── Text ──

Last week, more than 30,000 people in Raleigh visited the first Wegmans store in North Carolina on its opening day. That’s not a typo. It was 30,000. When the store opened at 7 a.m., there were 3,000 people in line.

Wegmans has announced plans to open four other stores in the Raleigh area, part of its southward march from its base in the Northeast.

But when is Wegmans coming to Charlotte — and where?

Usually, the Ledger tells you things that are definitive. Occasionally, we’ll lay out some facts and trends and try to predict what lies ahead. This article falls into that second category. It’s more like educated speculation.

Out on a limb: When it comes to Wegmans and Charlotte, Ballantyne would be the perfect place — specifically, the site on Community House Road that developer Northwood Office is setting aside for a possible grocery store as part of the huge, 454-acre rezoning and redevelopment it has proposed.

Northwood hasn’t given many details about the retail components of its proposed development, but here’s why a Wegmans would make sense:

—> Ballantyne is filled with Northerners. Wegmans is based in upstate New York, and its fans tend to come from where it has stores — an area concentrated in New York, New Jersey and Pennsylvania. Guess which part of town happens to be heavy with people from that very region?

According to census data, in the Ballantyne-area zip code 28277, 17% of residents were born in the Northeast. The zip code in which the new Raleigh Wegmans opened has only 14% of its residents born in the Northeast.

—> Ballantyne is filled with wealthy people. In the zip code 28277, the median household income is $101,000. That’s not as much as, say, Myers Park (zip code 28207 is $131,000), but it’s far above the city average of $58,000.

—> Ballantyne is growing. There have been three high-rise buildings announced in Ballantyne in the last six months.

In addition, besides the grocery store and other retail space, Northwood’s big Ballantyne Reimagined development would add 2,200 apartments and 300 townhouses in two phases that are close to Northwood’s planned grocery site. That has to be attractive to potential grocers. That development still requires a city rezoning.

The grocery location, by the way, is just 15 minutes from SouthPark, 10 minutes from Rea Farms and is also close to the growing 521 corridor in South Carolina.

—> Northwood Office’s grocery space is large, and Wegmans has large grocery stores. Northwood officials have said that of the 300,000 s.f. of retail in their development, 125,000 of it would be grocery. That is huge for a grocery store.

Most other grocery stores are smaller. (Do you really think Ballantyne developers would put in a Food Lion, Compare Foods or Aldi in their upscale development?)

───

In the text about Wegmans and Charlotte, what percentage of residents in zip code 28277 were born in the Northeast, according to census data?

── Supplied information ──

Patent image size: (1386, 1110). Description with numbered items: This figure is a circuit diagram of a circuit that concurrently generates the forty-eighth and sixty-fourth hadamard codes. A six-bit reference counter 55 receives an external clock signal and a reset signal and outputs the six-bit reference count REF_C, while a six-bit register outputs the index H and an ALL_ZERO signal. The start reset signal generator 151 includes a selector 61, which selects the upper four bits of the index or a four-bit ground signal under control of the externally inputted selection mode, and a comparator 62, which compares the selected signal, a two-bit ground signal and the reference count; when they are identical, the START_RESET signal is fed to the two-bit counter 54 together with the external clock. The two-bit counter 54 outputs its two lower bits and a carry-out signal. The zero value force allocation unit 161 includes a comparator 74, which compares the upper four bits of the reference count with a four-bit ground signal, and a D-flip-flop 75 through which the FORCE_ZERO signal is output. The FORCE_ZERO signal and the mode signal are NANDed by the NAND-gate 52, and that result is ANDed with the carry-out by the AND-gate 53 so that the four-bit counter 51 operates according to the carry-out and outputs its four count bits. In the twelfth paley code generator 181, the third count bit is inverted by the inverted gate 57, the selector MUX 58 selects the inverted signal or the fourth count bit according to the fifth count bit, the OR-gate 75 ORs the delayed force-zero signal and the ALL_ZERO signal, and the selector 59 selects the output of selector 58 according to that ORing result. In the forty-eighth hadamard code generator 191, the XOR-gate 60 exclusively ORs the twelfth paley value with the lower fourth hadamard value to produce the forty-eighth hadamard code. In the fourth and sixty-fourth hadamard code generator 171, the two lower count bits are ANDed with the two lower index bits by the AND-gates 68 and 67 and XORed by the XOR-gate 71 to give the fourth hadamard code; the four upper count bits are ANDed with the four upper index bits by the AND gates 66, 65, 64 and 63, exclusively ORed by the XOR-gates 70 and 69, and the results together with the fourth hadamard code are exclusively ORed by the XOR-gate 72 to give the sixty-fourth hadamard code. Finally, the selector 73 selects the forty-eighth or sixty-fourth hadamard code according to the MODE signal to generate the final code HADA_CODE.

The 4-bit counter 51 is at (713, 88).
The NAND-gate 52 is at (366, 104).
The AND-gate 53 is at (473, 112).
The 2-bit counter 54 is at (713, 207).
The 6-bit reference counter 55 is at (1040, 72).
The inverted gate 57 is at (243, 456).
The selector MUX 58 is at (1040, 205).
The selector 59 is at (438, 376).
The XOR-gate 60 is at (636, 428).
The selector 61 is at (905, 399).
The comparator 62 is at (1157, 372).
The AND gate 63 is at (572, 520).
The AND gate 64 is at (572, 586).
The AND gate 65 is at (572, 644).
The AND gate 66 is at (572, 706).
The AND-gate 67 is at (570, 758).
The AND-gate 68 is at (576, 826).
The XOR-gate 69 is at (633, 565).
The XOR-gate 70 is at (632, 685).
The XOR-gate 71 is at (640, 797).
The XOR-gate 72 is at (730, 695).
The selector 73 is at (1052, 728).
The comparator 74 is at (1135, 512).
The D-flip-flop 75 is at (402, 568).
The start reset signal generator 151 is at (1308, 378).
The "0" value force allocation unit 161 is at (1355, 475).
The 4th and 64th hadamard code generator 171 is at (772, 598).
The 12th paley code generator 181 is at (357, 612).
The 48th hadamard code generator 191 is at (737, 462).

───

▶ **Output for this task**: 17%